Teks Bacaan ▸
********************

2 Rasionalisasi, nasionalisasi dan modernisasi armada perikanan tangkap secara bertahap, dalam rangka menghidupkan industri dalam negeri dan
keberpihakan kepada nelayan lokal dan perusahaan nasional. 3 Penerapan pengelolaan perikanan fisheries management secara bertahap
berorientasi kepada kelestarian lingkungan dan terwujudnya keadilan. 4 Mendorong Pemerintah Daerah untuk pro aktif mengoptimalkan seluruh
potensi sumberdaya di wilayahnya secara berkesinambungan. 5 Rehabilitasi dan rekonstruksi daerah-daerah yang terkena bencana alam.
Kelima arah kebijakan pembangunan perikanan tangkap tersebut pada hakekatnya mempunyai 4 empat tujuan utama, yaitu :
1 Mengoptimalkan pemanfaatan sumberdaya ikan secara berkelanjutan, guna menyediakan ikan untuk konsumsi dalam negeri dan bahan baku industri.
2 Meningkatkan pendapatan dan kesejahteraan nelayan. 3 Meningkatkan lapangan pekerjaan.
4 Meningkatkan peran perikanan tangkap terhadap pembangunan perikanan nasional.

********************

Data Tersedia ▸

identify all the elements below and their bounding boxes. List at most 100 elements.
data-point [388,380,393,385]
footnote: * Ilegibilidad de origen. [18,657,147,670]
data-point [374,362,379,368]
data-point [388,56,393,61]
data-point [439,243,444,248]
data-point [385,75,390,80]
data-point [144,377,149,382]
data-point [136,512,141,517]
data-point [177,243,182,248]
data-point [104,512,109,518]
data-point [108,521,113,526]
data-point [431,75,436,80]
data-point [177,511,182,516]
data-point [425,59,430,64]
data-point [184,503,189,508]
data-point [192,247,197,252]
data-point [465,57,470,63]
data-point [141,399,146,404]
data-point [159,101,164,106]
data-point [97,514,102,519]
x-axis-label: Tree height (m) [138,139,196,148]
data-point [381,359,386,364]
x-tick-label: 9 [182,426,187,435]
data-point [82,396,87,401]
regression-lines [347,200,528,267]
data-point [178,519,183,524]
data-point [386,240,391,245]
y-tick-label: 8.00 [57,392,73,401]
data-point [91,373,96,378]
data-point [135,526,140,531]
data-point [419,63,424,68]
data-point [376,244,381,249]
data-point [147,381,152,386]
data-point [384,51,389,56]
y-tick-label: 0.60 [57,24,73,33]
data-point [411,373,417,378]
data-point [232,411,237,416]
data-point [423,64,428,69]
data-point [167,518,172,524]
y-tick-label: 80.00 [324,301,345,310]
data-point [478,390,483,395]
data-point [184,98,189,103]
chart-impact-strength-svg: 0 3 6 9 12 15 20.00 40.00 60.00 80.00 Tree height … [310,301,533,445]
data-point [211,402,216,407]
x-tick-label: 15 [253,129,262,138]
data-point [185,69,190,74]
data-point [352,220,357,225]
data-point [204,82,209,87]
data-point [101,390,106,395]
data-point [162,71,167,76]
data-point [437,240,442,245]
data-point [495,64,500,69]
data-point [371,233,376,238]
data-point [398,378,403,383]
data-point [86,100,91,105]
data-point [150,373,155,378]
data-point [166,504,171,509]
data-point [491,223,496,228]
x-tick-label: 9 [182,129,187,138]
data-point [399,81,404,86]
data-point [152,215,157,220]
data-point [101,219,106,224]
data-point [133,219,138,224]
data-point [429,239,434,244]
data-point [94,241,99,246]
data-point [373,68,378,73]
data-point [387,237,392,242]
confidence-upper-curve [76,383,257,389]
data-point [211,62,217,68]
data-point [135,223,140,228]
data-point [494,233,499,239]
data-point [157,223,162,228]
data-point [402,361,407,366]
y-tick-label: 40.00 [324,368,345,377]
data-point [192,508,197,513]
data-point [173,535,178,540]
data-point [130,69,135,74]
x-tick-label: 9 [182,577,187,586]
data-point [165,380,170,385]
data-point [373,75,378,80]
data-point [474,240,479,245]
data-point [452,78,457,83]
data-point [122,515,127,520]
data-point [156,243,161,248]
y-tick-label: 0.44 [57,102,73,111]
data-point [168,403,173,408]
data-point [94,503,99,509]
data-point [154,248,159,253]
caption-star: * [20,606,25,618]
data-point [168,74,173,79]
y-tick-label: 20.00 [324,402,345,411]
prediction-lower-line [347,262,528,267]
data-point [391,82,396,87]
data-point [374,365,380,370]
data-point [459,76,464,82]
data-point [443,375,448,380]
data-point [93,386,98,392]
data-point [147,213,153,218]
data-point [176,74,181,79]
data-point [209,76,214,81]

********************

Perintah Kerja A ▸
Jawablah pertanyaan berikut berdasarkan teks tentang kebijakan perikanan tangkap:
(i) Kepada pihak mana keberpihakan ditujukan dalam arah kebijakan mengenai armada perikanan tangkap?
(ii) Kepada apa penerapan pengelolaan perikanan secara bertahap berorientasi?
(iii) Guna apa pemanfaatan sumberdaya ikan dioptimalkan secara berkelanjutan menurut tujuan pertama?
Perintah Kerja B ▸ Lanjutkan teks tentang kebijakan perikanan tangkap mulai dari kalimat sesudah bagian terakhirnya.

Jawaban Tertulis A ▸
(i) Nelayan lokal dan perusahaan nasional.
(ii) Kelestarian lingkungan dan terwujudnya keadilan.
(iii) Guna menyediakan ikan untuk konsumsi dalam negeri dan bahan baku industri.

Jawaban Tertulis B ▸
Dengan demikian, dalam tujua n diatas terkandung makna meningkatkan kesejahteraan masyarakat, khususnya nelayan dan sekaligus untuk menjaga
kelestarian sumberdaya ikan serta lingkungannya, sebagaimana yang diamanatkan oleh Undang-Undang Republik Indonesia No. 31 tahun 2004 tentang Perikanan.
Dalam rangka mencapai tujuan pembangunan perikanan tangkap tersebut, maka telah dikembangkan berbagai program dengan landasan potensi perikanan
yang dimiliki serta mempertimbangkan adanya isu pokok baik yang bersifat domestik maupun internasional Direktorat Jenderal Perikanan Tangkap, 2006.
Isu-isu dimaksud diantaranya adalah 1 adanya pemahaman yang sempit
mengenai otonomi daerah, 2 ketentuan internasional yang tertuang dalam Code of Conduct for Responsible Fisheries, 3 ketidak seimbangan pemanfaatan
sumberdaya ikan antar Wilayah Pengembangan Perikanan WPP yang ada, 4 terjadinya degradasi kondisi lingkungan sumberdaya ikan di beberapa perairan,
5 adanya illegal fishing, unreported fishing dan unregulated fishing yang dilakukan baik oleh nelayan dalam negeri maupun nelayan asing, 6 rendahnya
sense of business sebagian dari pelaku usaha terutama pelaku usaha besar, 7 semakin ketatnya persyaratan yang ditetapkan oleh negara pengimpor hasil
perikanan dan 8 struktur usaha penangkapan yang didominasi oleh usaha skala kecil.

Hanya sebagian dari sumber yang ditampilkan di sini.